Write out every line of the items below as a JSON list of strings, one string per line, and leave out any blank lines.
Start of Record set
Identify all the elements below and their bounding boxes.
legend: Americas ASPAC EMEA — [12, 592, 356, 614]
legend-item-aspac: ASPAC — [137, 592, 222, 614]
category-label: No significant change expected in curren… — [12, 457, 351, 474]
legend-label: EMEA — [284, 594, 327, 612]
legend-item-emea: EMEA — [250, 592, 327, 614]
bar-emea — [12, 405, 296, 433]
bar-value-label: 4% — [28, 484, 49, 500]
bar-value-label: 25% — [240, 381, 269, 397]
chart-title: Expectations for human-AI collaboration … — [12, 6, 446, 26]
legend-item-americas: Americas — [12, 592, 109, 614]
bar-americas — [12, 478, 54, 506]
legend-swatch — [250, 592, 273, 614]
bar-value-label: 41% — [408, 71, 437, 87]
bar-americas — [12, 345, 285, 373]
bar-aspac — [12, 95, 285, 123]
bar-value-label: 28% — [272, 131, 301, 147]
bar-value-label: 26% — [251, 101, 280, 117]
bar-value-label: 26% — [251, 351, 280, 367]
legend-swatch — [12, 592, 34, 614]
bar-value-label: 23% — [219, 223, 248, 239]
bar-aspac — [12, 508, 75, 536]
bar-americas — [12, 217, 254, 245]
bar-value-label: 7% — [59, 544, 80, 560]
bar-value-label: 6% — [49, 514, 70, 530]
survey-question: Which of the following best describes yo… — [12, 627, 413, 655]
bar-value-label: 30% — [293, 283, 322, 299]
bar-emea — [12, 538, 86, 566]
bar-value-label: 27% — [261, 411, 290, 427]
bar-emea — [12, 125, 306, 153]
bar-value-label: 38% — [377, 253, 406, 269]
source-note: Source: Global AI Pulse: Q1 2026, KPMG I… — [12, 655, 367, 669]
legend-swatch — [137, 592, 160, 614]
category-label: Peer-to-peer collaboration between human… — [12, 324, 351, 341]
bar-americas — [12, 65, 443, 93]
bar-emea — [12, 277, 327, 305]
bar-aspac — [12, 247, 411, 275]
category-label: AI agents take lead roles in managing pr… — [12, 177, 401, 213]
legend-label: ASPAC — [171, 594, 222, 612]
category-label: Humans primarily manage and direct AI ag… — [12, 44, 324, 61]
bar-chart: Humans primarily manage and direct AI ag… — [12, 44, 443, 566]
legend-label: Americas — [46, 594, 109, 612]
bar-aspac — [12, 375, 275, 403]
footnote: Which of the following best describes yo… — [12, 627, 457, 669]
End of Record set
◆ Reply
[
  "Identify all the elements below and their bounding boxes.",
  "legend: Americas ASPAC EMEA — [12, 592, 356, 614]",
  "legend-item-aspac: ASPAC — [137, 592, 222, 614]",
  "category-label: No significant change expected in curren… — [12, 457, 351, 474]",
  "legend-label: EMEA — [284, 594, 327, 612]",
  "legend-item-emea: EMEA — [250, 592, 327, 614]",
  "bar-emea — [12, 405, 296, 433]",
  "bar-value-label: 4% — [28, 484, 49, 500]",
  "bar-value-label: 25% — [240, 381, 269, 397]",
  "chart-title: Expectations for human-AI collaboration … — [12, 6, 446, 26]",
  "legend-item-americas: Americas — [12, 592, 109, 614]",
  "bar-americas — [12, 478, 54, 506]",
  "legend-swatch — [250, 592, 273, 614]",
  "bar-value-label: 41% — [408, 71, 437, 87]",
  "bar-americas — [12, 345, 285, 373]",
  "bar-aspac — [12, 95, 285, 123]",
  "bar-value-label: 28% — [272, 131, 301, 147]",
  "bar-value-label: 26% — [251, 101, 280, 117]",
  "bar-value-label: 26% — [251, 351, 280, 367]",
  "legend-swatch — [12, 592, 34, 614]",
  "bar-value-label: 23% — [219, 223, 248, 239]",
  "bar-aspac — [12, 508, 75, 536]",
  "bar-americas — [12, 217, 254, 245]",
  "bar-value-label: 7% — [59, 544, 80, 560]",
  "bar-value-label: 6% — [49, 514, 70, 530]",
  "survey-question: Which of the following best describes yo… — [12, 627, 413, 655]",
  "bar-value-label: 30% — [293, 283, 322, 299]",
  "bar-emea — [12, 538, 86, 566]",
  "bar-value-label: 27% — [261, 411, 290, 427]",
  "bar-emea — [12, 125, 306, 153]",
  "bar-value-label: 38% — [377, 253, 406, 269]",
  "source-note: Source: Global AI Pulse: Q1 2026, KPMG I… — [12, 655, 367, 669]",
  "legend-swatch — [137, 592, 160, 614]",
  "category-label: Peer-to-peer collaboration between human… — [12, 324, 351, 341]",
  "bar-americas — [12, 65, 443, 93]",
  "bar-emea — [12, 277, 327, 305]",
  "bar-aspac — [12, 247, 411, 275]",
  "category-label: AI agents take lead roles in managing pr… — [12, 177, 401, 213]",
  "legend-label: ASPAC — [171, 594, 222, 612]",
  "category-label: Humans primarily manage and direct AI ag… — [12, 44, 324, 61]",
  "bar-chart: Humans primarily manage and direct AI ag… — [12, 44, 443, 566]",
  "legend-label: Americas — [46, 594, 109, 612]",
  "bar-aspac — [12, 375, 275, 403]",
  "footnote: Which of the following best describes yo… — [12, 627, 457, 669]"
]